Problem to solve:
From the records below, extract all the text exactly and leave the images behind.

— Start Entries —

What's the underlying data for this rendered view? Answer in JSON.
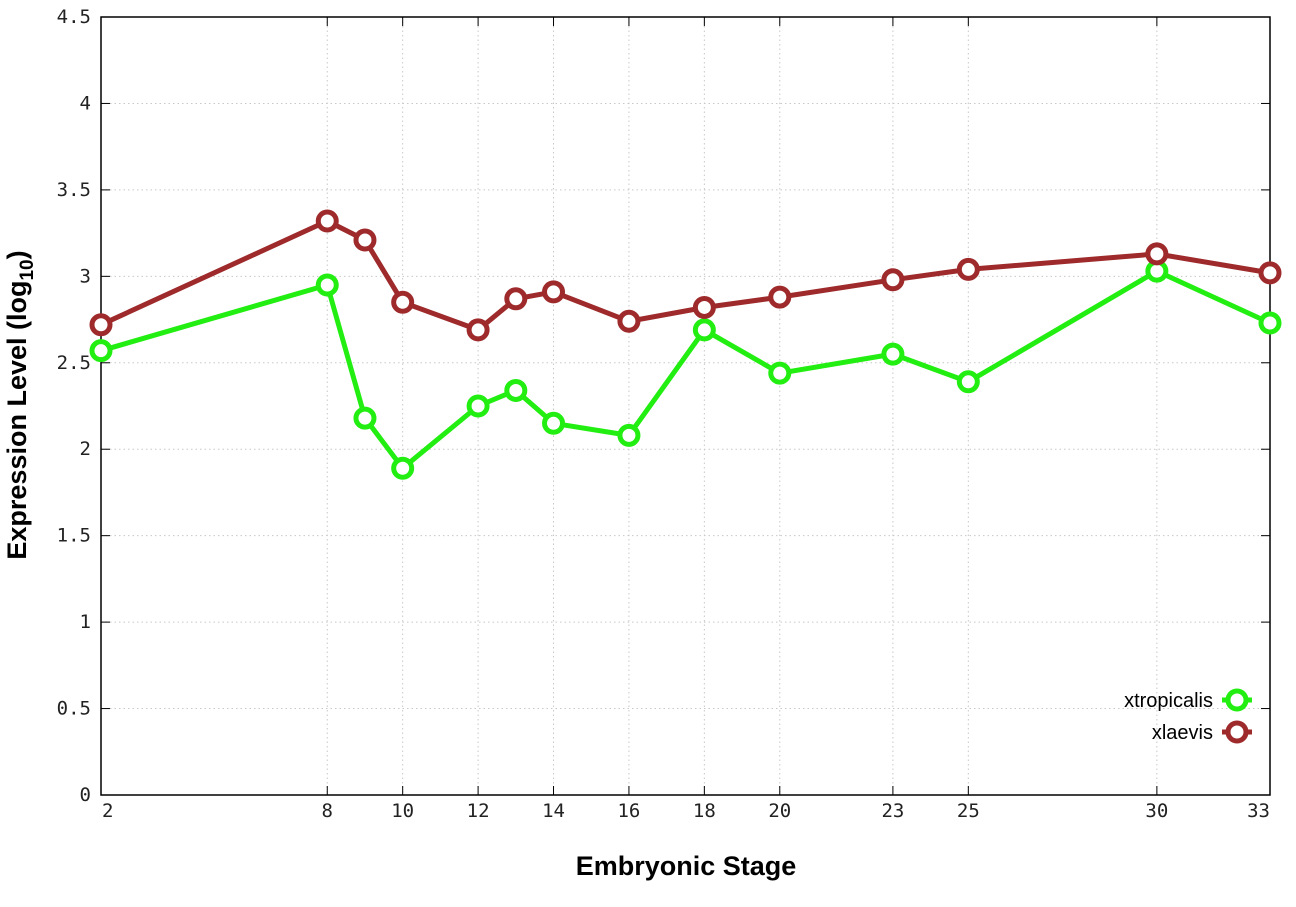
{
  "chart_data": {
    "type": "line",
    "xlabel": "Embryonic Stage",
    "ylabel": "Expression Level (log",
    "ylabel_sub": "10",
    "ylabel_end": ")",
    "x_ticks": [
      2,
      8,
      10,
      12,
      14,
      16,
      18,
      20,
      23,
      25,
      30,
      33
    ],
    "x_tick_labels": [
      "2",
      "8",
      "10",
      "12",
      "14",
      "16",
      "18",
      "20",
      "23",
      "25",
      "30",
      "33"
    ],
    "y_ticks": [
      0,
      0.5,
      1,
      1.5,
      2,
      2.5,
      3,
      3.5,
      4,
      4.5
    ],
    "y_tick_labels": [
      "0",
      "0.5",
      "1",
      "1.5",
      "2",
      "2.5",
      "3",
      "3.5",
      "4",
      "4.5"
    ],
    "xlim": [
      2,
      33
    ],
    "ylim": [
      0,
      4.5
    ],
    "grid": true,
    "legend_position": "bottom-right",
    "series": [
      {
        "name": "xtropicalis",
        "color": "#22ee11",
        "x": [
          2,
          8,
          9,
          10,
          12,
          13,
          14,
          16,
          18,
          20,
          23,
          25,
          30,
          33
        ],
        "values": [
          2.57,
          2.95,
          2.18,
          1.89,
          2.25,
          2.34,
          2.15,
          2.08,
          2.69,
          2.44,
          2.55,
          2.39,
          3.03,
          2.73
        ]
      },
      {
        "name": "xlaevis",
        "color": "#9e2a2b",
        "x": [
          2,
          8,
          9,
          10,
          12,
          13,
          14,
          16,
          18,
          20,
          23,
          25,
          30,
          33
        ],
        "values": [
          2.72,
          3.32,
          3.21,
          2.85,
          2.69,
          2.87,
          2.91,
          2.74,
          2.82,
          2.88,
          2.98,
          3.04,
          3.13,
          3.02
        ]
      }
    ]
  }
}
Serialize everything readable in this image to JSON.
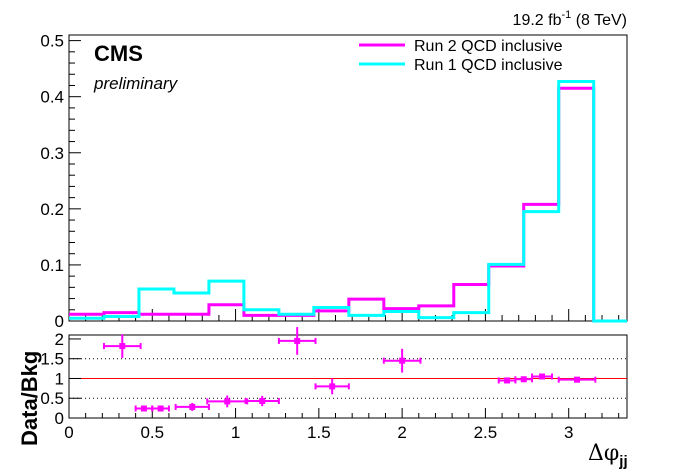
{
  "chart_data": [
    {
      "type": "line",
      "title": "",
      "lumi_label": "19.2 fb",
      "lumi_exponent": "-1",
      "lumi_suffix": " (8 TeV)",
      "cms_label": "CMS",
      "preliminary_label": "preliminary",
      "xlim": [
        0,
        3.35
      ],
      "ylim": [
        0,
        0.51
      ],
      "y_ticks": [
        "0",
        "0.1",
        "0.2",
        "0.3",
        "0.4",
        "0.5"
      ],
      "bin_edges": [
        0,
        0.21,
        0.42,
        0.63,
        0.84,
        1.05,
        1.26,
        1.47,
        1.68,
        1.89,
        2.1,
        2.31,
        2.52,
        2.73,
        2.94,
        3.15,
        3.35
      ],
      "legend_position": "top-right",
      "series": [
        {
          "name": "Run 2 QCD inclusive",
          "color": "#ff00ff",
          "values": [
            0.012,
            0.015,
            0.012,
            0.012,
            0.029,
            0.01,
            0.01,
            0.018,
            0.039,
            0.022,
            0.027,
            0.065,
            0.098,
            0.208,
            0.415,
            0.0
          ]
        },
        {
          "name": "Run 1 QCD inclusive",
          "color": "#00ffff",
          "values": [
            0.005,
            0.008,
            0.057,
            0.05,
            0.071,
            0.02,
            0.012,
            0.024,
            0.01,
            0.017,
            0.006,
            0.015,
            0.101,
            0.195,
            0.427,
            0.0
          ]
        }
      ]
    },
    {
      "type": "scatter",
      "ylabel": "Data/Bkg",
      "xlabel_symbol": "Δφ",
      "xlabel_subscript": "jj",
      "xlim": [
        0,
        3.35
      ],
      "ylim": [
        0,
        2.1
      ],
      "y_ticks": [
        "0",
        "0.5",
        "1",
        "1.5",
        "2"
      ],
      "x_ticks": [
        "0",
        "0.5",
        "1",
        "1.5",
        "2",
        "2.5",
        "3"
      ],
      "reference_line": 1,
      "dotted_lines": [
        0.5,
        1.5
      ],
      "marker_color": "#ff00ff",
      "reference_color": "#ff0000",
      "points": [
        {
          "x": 0.32,
          "xerr": 0.11,
          "y": 1.82,
          "yerr": 0.3
        },
        {
          "x": 0.45,
          "xerr": 0.05,
          "y": 0.24,
          "yerr": 0.05
        },
        {
          "x": 0.55,
          "xerr": 0.05,
          "y": 0.24,
          "yerr": 0.05
        },
        {
          "x": 0.74,
          "xerr": 0.1,
          "y": 0.28,
          "yerr": 0.1
        },
        {
          "x": 0.95,
          "xerr": 0.12,
          "y": 0.42,
          "yerr": 0.15
        },
        {
          "x": 1.16,
          "xerr": 0.1,
          "y": 0.43,
          "yerr": 0.13
        },
        {
          "x": 1.37,
          "xerr": 0.11,
          "y": 1.95,
          "yerr": 0.35
        },
        {
          "x": 1.58,
          "xerr": 0.1,
          "y": 0.8,
          "yerr": 0.2
        },
        {
          "x": 2.0,
          "xerr": 0.11,
          "y": 1.45,
          "yerr": 0.3
        },
        {
          "x": 2.63,
          "xerr": 0.05,
          "y": 0.95,
          "yerr": 0.07
        },
        {
          "x": 2.73,
          "xerr": 0.05,
          "y": 0.98,
          "yerr": 0.04
        },
        {
          "x": 2.84,
          "xerr": 0.06,
          "y": 1.05,
          "yerr": 0.05
        },
        {
          "x": 3.05,
          "xerr": 0.11,
          "y": 0.97,
          "yerr": 0.05
        }
      ]
    }
  ]
}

— End Entries —

The completed task:
What's the underlying data for this rendered view? Answer in JSON.
{
  "chart_data": {
    "type": "line",
    "xlabel": "Embryonic Stage",
    "ylabel": "Expression Level (log",
    "ylabel_sub": "10",
    "ylabel_end": ")",
    "x_ticks": [
      2,
      8,
      10,
      12,
      14,
      16,
      18,
      20,
      23,
      25,
      30,
      33
    ],
    "x_tick_labels": [
      "2",
      "8",
      "10",
      "12",
      "14",
      "16",
      "18",
      "20",
      "23",
      "25",
      "30",
      "33"
    ],
    "y_ticks": [
      0,
      0.5,
      1,
      1.5,
      2,
      2.5,
      3,
      3.5,
      4,
      4.5
    ],
    "y_tick_labels": [
      "0",
      "0.5",
      "1",
      "1.5",
      "2",
      "2.5",
      "3",
      "3.5",
      "4",
      "4.5"
    ],
    "xlim": [
      2,
      33
    ],
    "ylim": [
      0,
      4.5
    ],
    "grid": true,
    "legend_position": "bottom-right",
    "series": [
      {
        "name": "xtropicalis",
        "color": "#22ee11",
        "x": [
          2,
          8,
          9,
          10,
          12,
          13,
          14,
          16,
          18,
          20,
          23,
          25,
          30,
          33
        ],
        "values": [
          2.57,
          2.95,
          2.18,
          1.89,
          2.25,
          2.34,
          2.15,
          2.08,
          2.69,
          2.44,
          2.55,
          2.39,
          3.03,
          2.73
        ]
      },
      {
        "name": "xlaevis",
        "color": "#9e2a2b",
        "x": [
          2,
          8,
          9,
          10,
          12,
          13,
          14,
          16,
          18,
          20,
          23,
          25,
          30,
          33
        ],
        "values": [
          2.72,
          3.32,
          3.21,
          2.85,
          2.69,
          2.87,
          2.91,
          2.74,
          2.82,
          2.88,
          2.98,
          3.04,
          3.13,
          3.02
        ]
      }
    ]
  }
}
Serialize everything readable in this image to JSON.
{
  "chart_data": [
    {
      "type": "line",
      "title": "",
      "lumi_label": "19.2 fb",
      "lumi_exponent": "-1",
      "lumi_suffix": " (8 TeV)",
      "cms_label": "CMS",
      "preliminary_label": "preliminary",
      "xlim": [
        0,
        3.35
      ],
      "ylim": [
        0,
        0.51
      ],
      "y_ticks": [
        "0",
        "0.1",
        "0.2",
        "0.3",
        "0.4",
        "0.5"
      ],
      "bin_edges": [
        0,
        0.21,
        0.42,
        0.63,
        0.84,
        1.05,
        1.26,
        1.47,
        1.68,
        1.89,
        2.1,
        2.31,
        2.52,
        2.73,
        2.94,
        3.15,
        3.35
      ],
      "legend_position": "top-right",
      "series": [
        {
          "name": "Run 2 QCD inclusive",
          "color": "#ff00ff",
          "values": [
            0.012,
            0.015,
            0.012,
            0.012,
            0.029,
            0.01,
            0.01,
            0.018,
            0.039,
            0.022,
            0.027,
            0.065,
            0.098,
            0.208,
            0.415,
            0.0
          ]
        },
        {
          "name": "Run 1 QCD inclusive",
          "color": "#00ffff",
          "values": [
            0.005,
            0.008,
            0.057,
            0.05,
            0.071,
            0.02,
            0.012,
            0.024,
            0.01,
            0.017,
            0.006,
            0.015,
            0.101,
            0.195,
            0.427,
            0.0
          ]
        }
      ]
    },
    {
      "type": "scatter",
      "ylabel": "Data/Bkg",
      "xlabel_symbol": "Δφ",
      "xlabel_subscript": "jj",
      "xlim": [
        0,
        3.35
      ],
      "ylim": [
        0,
        2.1
      ],
      "y_ticks": [
        "0",
        "0.5",
        "1",
        "1.5",
        "2"
      ],
      "x_ticks": [
        "0",
        "0.5",
        "1",
        "1.5",
        "2",
        "2.5",
        "3"
      ],
      "reference_line": 1,
      "dotted_lines": [
        0.5,
        1.5
      ],
      "marker_color": "#ff00ff",
      "reference_color": "#ff0000",
      "points": [
        {
          "x": 0.32,
          "xerr": 0.11,
          "y": 1.82,
          "yerr": 0.3
        },
        {
          "x": 0.45,
          "xerr": 0.05,
          "y": 0.24,
          "yerr": 0.05
        },
        {
          "x": 0.55,
          "xerr": 0.05,
          "y": 0.24,
          "yerr": 0.05
        },
        {
          "x": 0.74,
          "xerr": 0.1,
          "y": 0.28,
          "yerr": 0.1
        },
        {
          "x": 0.95,
          "xerr": 0.12,
          "y": 0.42,
          "yerr": 0.15
        },
        {
          "x": 1.16,
          "xerr": 0.1,
          "y": 0.43,
          "yerr": 0.13
        },
        {
          "x": 1.37,
          "xerr": 0.11,
          "y": 1.95,
          "yerr": 0.35
        },
        {
          "x": 1.58,
          "xerr": 0.1,
          "y": 0.8,
          "yerr": 0.2
        },
        {
          "x": 2.0,
          "xerr": 0.11,
          "y": 1.45,
          "yerr": 0.3
        },
        {
          "x": 2.63,
          "xerr": 0.05,
          "y": 0.95,
          "yerr": 0.07
        },
        {
          "x": 2.73,
          "xerr": 0.05,
          "y": 0.98,
          "yerr": 0.04
        },
        {
          "x": 2.84,
          "xerr": 0.06,
          "y": 1.05,
          "yerr": 0.05
        },
        {
          "x": 3.05,
          "xerr": 0.11,
          "y": 0.97,
          "yerr": 0.05
        }
      ]
    }
  ]
}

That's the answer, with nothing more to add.